● **Stored rows**:
────────

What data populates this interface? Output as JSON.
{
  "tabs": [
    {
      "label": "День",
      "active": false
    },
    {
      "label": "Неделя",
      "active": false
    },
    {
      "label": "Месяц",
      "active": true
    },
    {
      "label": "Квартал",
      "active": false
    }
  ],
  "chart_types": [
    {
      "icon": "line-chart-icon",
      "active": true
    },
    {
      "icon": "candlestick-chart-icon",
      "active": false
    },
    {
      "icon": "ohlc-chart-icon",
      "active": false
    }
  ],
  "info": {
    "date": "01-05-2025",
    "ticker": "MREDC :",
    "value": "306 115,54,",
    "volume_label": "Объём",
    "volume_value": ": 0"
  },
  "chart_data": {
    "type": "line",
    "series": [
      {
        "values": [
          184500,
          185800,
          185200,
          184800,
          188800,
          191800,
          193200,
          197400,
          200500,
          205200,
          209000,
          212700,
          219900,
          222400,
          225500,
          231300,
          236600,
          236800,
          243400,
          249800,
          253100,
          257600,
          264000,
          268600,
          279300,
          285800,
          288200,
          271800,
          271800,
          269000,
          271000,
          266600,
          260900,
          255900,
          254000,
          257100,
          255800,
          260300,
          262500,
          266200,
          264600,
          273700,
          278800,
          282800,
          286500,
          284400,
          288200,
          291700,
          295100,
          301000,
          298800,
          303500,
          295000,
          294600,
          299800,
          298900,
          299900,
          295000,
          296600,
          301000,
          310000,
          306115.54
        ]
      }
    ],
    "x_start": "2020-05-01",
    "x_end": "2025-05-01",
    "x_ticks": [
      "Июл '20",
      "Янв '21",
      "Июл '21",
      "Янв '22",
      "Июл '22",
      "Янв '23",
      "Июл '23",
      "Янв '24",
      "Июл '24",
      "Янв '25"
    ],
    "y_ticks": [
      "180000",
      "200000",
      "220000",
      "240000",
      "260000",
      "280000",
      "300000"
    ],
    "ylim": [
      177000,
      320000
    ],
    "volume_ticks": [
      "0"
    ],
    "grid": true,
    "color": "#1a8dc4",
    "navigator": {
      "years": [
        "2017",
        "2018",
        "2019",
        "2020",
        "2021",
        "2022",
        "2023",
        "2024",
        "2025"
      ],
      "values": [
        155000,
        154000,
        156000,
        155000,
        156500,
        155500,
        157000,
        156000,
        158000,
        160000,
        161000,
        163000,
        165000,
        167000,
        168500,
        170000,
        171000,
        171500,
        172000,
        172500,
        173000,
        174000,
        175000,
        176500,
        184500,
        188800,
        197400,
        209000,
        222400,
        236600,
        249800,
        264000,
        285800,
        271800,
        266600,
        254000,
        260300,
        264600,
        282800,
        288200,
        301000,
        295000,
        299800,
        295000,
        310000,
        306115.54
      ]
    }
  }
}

────────

Output the entries verbatim.

● **Answer to the task**:
What data populates this interface? Output as JSON.
{
  "tabs": [
    {
      "label": "День",
      "active": false
    },
    {
      "label": "Неделя",
      "active": false
    },
    {
      "label": "Месяц",
      "active": true
    },
    {
      "label": "Квартал",
      "active": false
    }
  ],
  "chart_types": [
    {
      "icon": "line-chart-icon",
      "active": true
    },
    {
      "icon": "candlestick-chart-icon",
      "active": false
    },
    {
      "icon": "ohlc-chart-icon",
      "active": false
    }
  ],
  "info": {
    "date": "01-05-2025",
    "ticker": "MREDC :",
    "value": "306 115,54,",
    "volume_label": "Объём",
    "volume_value": ": 0"
  },
  "chart_data": {
    "type": "line",
    "series": [
      {
        "values": [
          184500,
          185800,
          185200,
          184800,
          188800,
          191800,
          193200,
          197400,
          200500,
          205200,
          209000,
          212700,
          219900,
          222400,
          225500,
          231300,
          236600,
          236800,
          243400,
          249800,
          253100,
          257600,
          264000,
          268600,
          279300,
          285800,
          288200,
          271800,
          271800,
          269000,
          271000,
          266600,
          260900,
          255900,
          254000,
          257100,
          255800,
          260300,
          262500,
          266200,
          264600,
          273700,
          278800,
          282800,
          286500,
          284400,
          288200,
          291700,
          295100,
          301000,
          298800,
          303500,
          295000,
          294600,
          299800,
          298900,
          299900,
          295000,
          296600,
          301000,
          310000,
          306115.54
        ]
      }
    ],
    "x_start": "2020-05-01",
    "x_end": "2025-05-01",
    "x_ticks": [
      "Июл '20",
      "Янв '21",
      "Июл '21",
      "Янв '22",
      "Июл '22",
      "Янв '23",
      "Июл '23",
      "Янв '24",
      "Июл '24",
      "Янв '25"
    ],
    "y_ticks": [
      "180000",
      "200000",
      "220000",
      "240000",
      "260000",
      "280000",
      "300000"
    ],
    "ylim": [
      177000,
      320000
    ],
    "volume_ticks": [
      "0"
    ],
    "grid": true,
    "color": "#1a8dc4",
    "navigator": {
      "years": [
        "2017",
        "2018",
        "2019",
        "2020",
        "2021",
        "2022",
        "2023",
        "2024",
        "2025"
      ],
      "values": [
        155000,
        154000,
        156000,
        155000,
        156500,
        155500,
        157000,
        156000,
        158000,
        160000,
        161000,
        163000,
        165000,
        167000,
        168500,
        170000,
        171000,
        171500,
        172000,
        172500,
        173000,
        174000,
        175000,
        176500,
        184500,
        188800,
        197400,
        209000,
        222400,
        236600,
        249800,
        264000,
        285800,
        271800,
        266600,
        254000,
        260300,
        264600,
        282800,
        288200,
        301000,
        295000,
        299800,
        295000,
        310000,
        306115.54
      ]
    }
  }
}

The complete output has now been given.